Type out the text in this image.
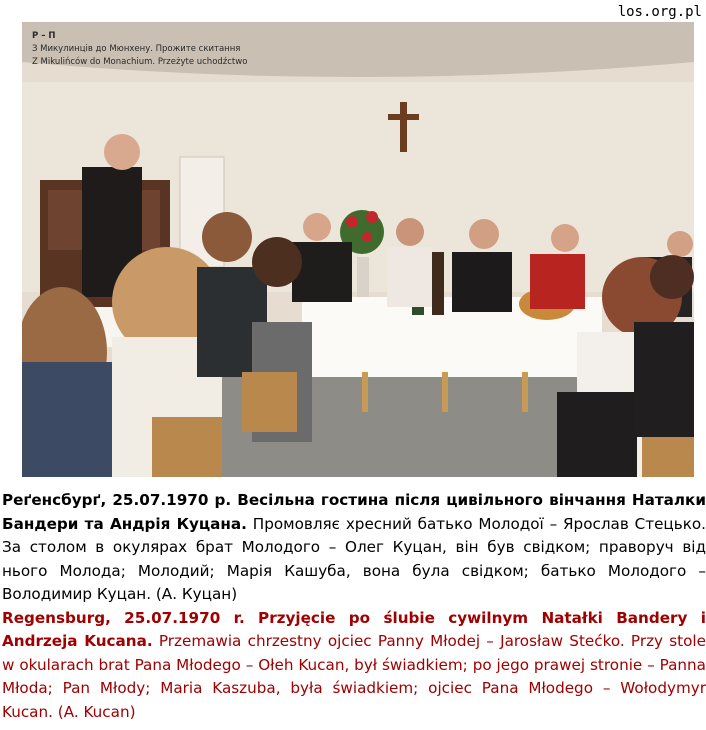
los.org.pl
Р – П
З Микулинців до Мюнхену. Прожите скитання
Z Mikulińców do Monachium. Przeżyte uchodźctwo

Реґенсбурґ, 25.07.1970 р. Весільна гостина після цивільного вінчання Наталки Бандери та Андрія Куцана. Промовляє хресний батько Молодої – Ярослав Стецько. За столом в окулярах брат Молодого – Олег Куцан, він був свідком; праворуч від нього Молода; Молодий; Марія Кашуба, вона була свідком; батько Молодого – Володимир Куцан. (А. Куцан)

Regensburg, 25.07.1970 r. Przyjęcie po ślubie cywilnym Natałki Bandery i Andrzeja Kucana. Przemawia chrzestny ojciec Panny Młodej – Jarosław Stećko. Przy stole w okularach brat Pana Młodego – Ołeh Kucan, był świadkiem; po jego prawej stronie – Panna Młoda; Pan Młody; Maria Kaszuba, była świadkiem; ojciec Pana Młodego – Wołodymyr Kucan. (A. Kucan)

_Task_
Transcribe the records verbatim and omit the images.

_Result of this exercise_
Type out the text in this image.
los.org.pl
Р – П
З Микулинців до Мюнхену. Прожите скитання
Z Mikulińców do Monachium. Przeżyte uchodźctwo

Реґенсбурґ, 25.07.1970 р. Весільна гостина після цивільного вінчання Наталки Бандери та Андрія Куцана. Промовляє хресний батько Молодої – Ярослав Стецько. За столом в окулярах брат Молодого – Олег Куцан, він був свідком; праворуч від нього Молода; Молодий; Марія Кашуба, вона була свідком; батько Молодого – Володимир Куцан. (А. Куцан)

Regensburg, 25.07.1970 r. Przyjęcie po ślubie cywilnym Natałki Bandery i Andrzeja Kucana. Przemawia chrzestny ojciec Panny Młodej – Jarosław Stećko. Przy stole w okularach brat Pana Młodego – Ołeh Kucan, był świadkiem; po jego prawej stronie – Panna Młoda; Pan Młody; Maria Kaszuba, była świadkiem; ojciec Pana Młodego – Wołodymyr Kucan. (A. Kucan)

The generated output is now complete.